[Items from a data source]
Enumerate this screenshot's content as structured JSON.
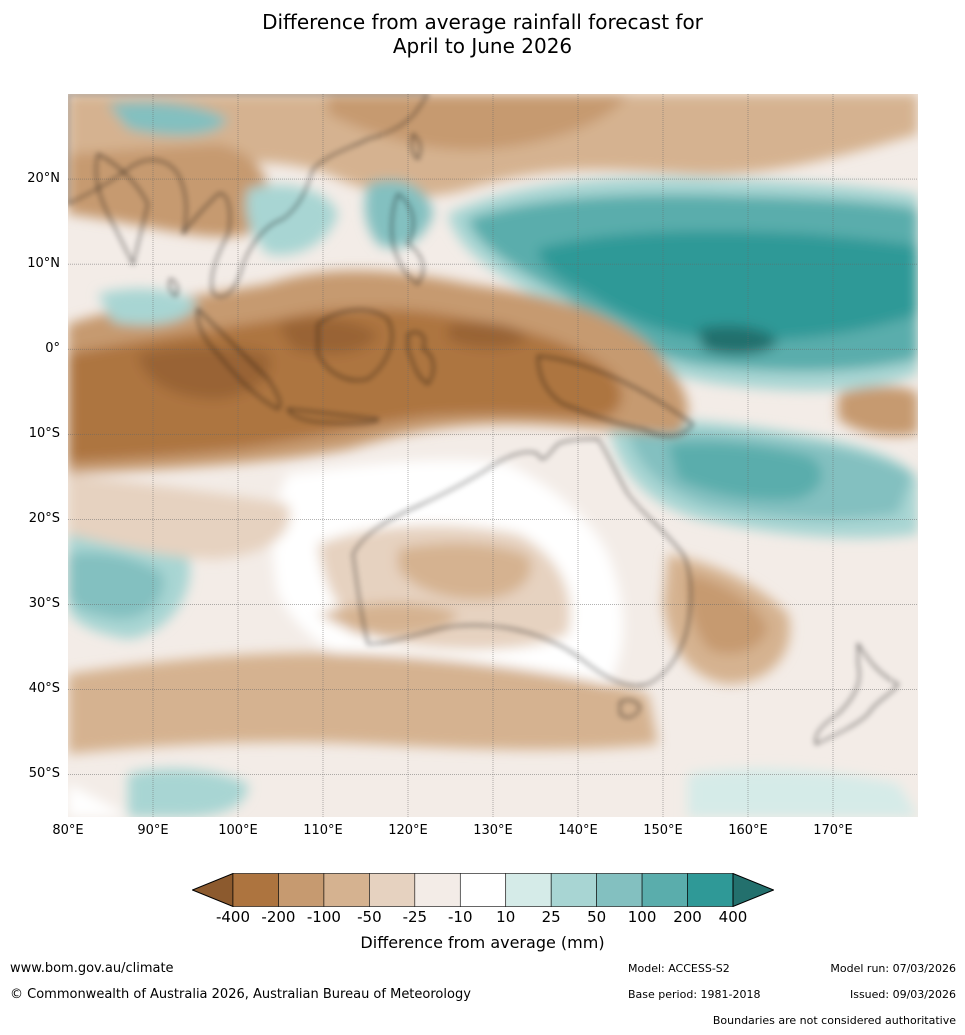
{
  "title_line1": "Difference from average rainfall forecast for",
  "title_line2": "April to June 2026",
  "lat_labels": [
    {
      "text": "20°N",
      "lat": 20
    },
    {
      "text": "10°N",
      "lat": 10
    },
    {
      "text": "0°",
      "lat": 0
    },
    {
      "text": "10°S",
      "lat": -10
    },
    {
      "text": "20°S",
      "lat": -20
    },
    {
      "text": "30°S",
      "lat": -30
    },
    {
      "text": "40°S",
      "lat": -40
    },
    {
      "text": "50°S",
      "lat": -50
    }
  ],
  "lon_labels": [
    {
      "text": "80°E",
      "lon": 80
    },
    {
      "text": "90°E",
      "lon": 90
    },
    {
      "text": "100°E",
      "lon": 100
    },
    {
      "text": "110°E",
      "lon": 110
    },
    {
      "text": "120°E",
      "lon": 120
    },
    {
      "text": "130°E",
      "lon": 130
    },
    {
      "text": "140°E",
      "lon": 140
    },
    {
      "text": "150°E",
      "lon": 150
    },
    {
      "text": "160°E",
      "lon": 160
    },
    {
      "text": "170°E",
      "lon": 170
    }
  ],
  "map_extent": {
    "lon_min": 80,
    "lon_max": 180,
    "lat_min": -55,
    "lat_max": 30
  },
  "colorbar": {
    "ticks": [
      "-400",
      "-200",
      "-100",
      "-50",
      "-25",
      "-10",
      "10",
      "25",
      "50",
      "100",
      "200",
      "400"
    ],
    "colors": [
      "#8c5a2e",
      "#ad743f",
      "#c69a70",
      "#d5b290",
      "#e6d2c0",
      "#f3ece7",
      "#ffffff",
      "#d5ebe8",
      "#a8d5d3",
      "#83c0c0",
      "#5aadac",
      "#2f9997",
      "#23706d"
    ],
    "label": "Difference from average (mm)"
  },
  "footer": {
    "url": "www.bom.gov.au/climate",
    "copyright": "© Commonwealth of Australia 2026, Australian Bureau of Meteorology",
    "model": "Model: ACCESS-S2",
    "base_period": "Base period: 1981-2018",
    "model_run": "Model run: 07/03/2026",
    "issued": "Issued: 09/03/2026",
    "disclaimer": "Boundaries are not considered authoritative"
  }
}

- Short problem -
Excluding the pictures, reproduce every entry exactly as given.

- Exercise solution -
Enumerate this screenshot's content as structured JSON.
{
  "title_line1": "Difference from average rainfall forecast for",
  "title_line2": "April to June 2026",
  "lat_labels": [
    {
      "text": "20°N",
      "lat": 20
    },
    {
      "text": "10°N",
      "lat": 10
    },
    {
      "text": "0°",
      "lat": 0
    },
    {
      "text": "10°S",
      "lat": -10
    },
    {
      "text": "20°S",
      "lat": -20
    },
    {
      "text": "30°S",
      "lat": -30
    },
    {
      "text": "40°S",
      "lat": -40
    },
    {
      "text": "50°S",
      "lat": -50
    }
  ],
  "lon_labels": [
    {
      "text": "80°E",
      "lon": 80
    },
    {
      "text": "90°E",
      "lon": 90
    },
    {
      "text": "100°E",
      "lon": 100
    },
    {
      "text": "110°E",
      "lon": 110
    },
    {
      "text": "120°E",
      "lon": 120
    },
    {
      "text": "130°E",
      "lon": 130
    },
    {
      "text": "140°E",
      "lon": 140
    },
    {
      "text": "150°E",
      "lon": 150
    },
    {
      "text": "160°E",
      "lon": 160
    },
    {
      "text": "170°E",
      "lon": 170
    }
  ],
  "map_extent": {
    "lon_min": 80,
    "lon_max": 180,
    "lat_min": -55,
    "lat_max": 30
  },
  "colorbar": {
    "ticks": [
      "-400",
      "-200",
      "-100",
      "-50",
      "-25",
      "-10",
      "10",
      "25",
      "50",
      "100",
      "200",
      "400"
    ],
    "colors": [
      "#8c5a2e",
      "#ad743f",
      "#c69a70",
      "#d5b290",
      "#e6d2c0",
      "#f3ece7",
      "#ffffff",
      "#d5ebe8",
      "#a8d5d3",
      "#83c0c0",
      "#5aadac",
      "#2f9997",
      "#23706d"
    ],
    "label": "Difference from average (mm)"
  },
  "footer": {
    "url": "www.bom.gov.au/climate",
    "copyright": "© Commonwealth of Australia 2026, Australian Bureau of Meteorology",
    "model": "Model: ACCESS-S2",
    "base_period": "Base period: 1981-2018",
    "model_run": "Model run: 07/03/2026",
    "issued": "Issued: 09/03/2026",
    "disclaimer": "Boundaries are not considered authoritative"
  }
}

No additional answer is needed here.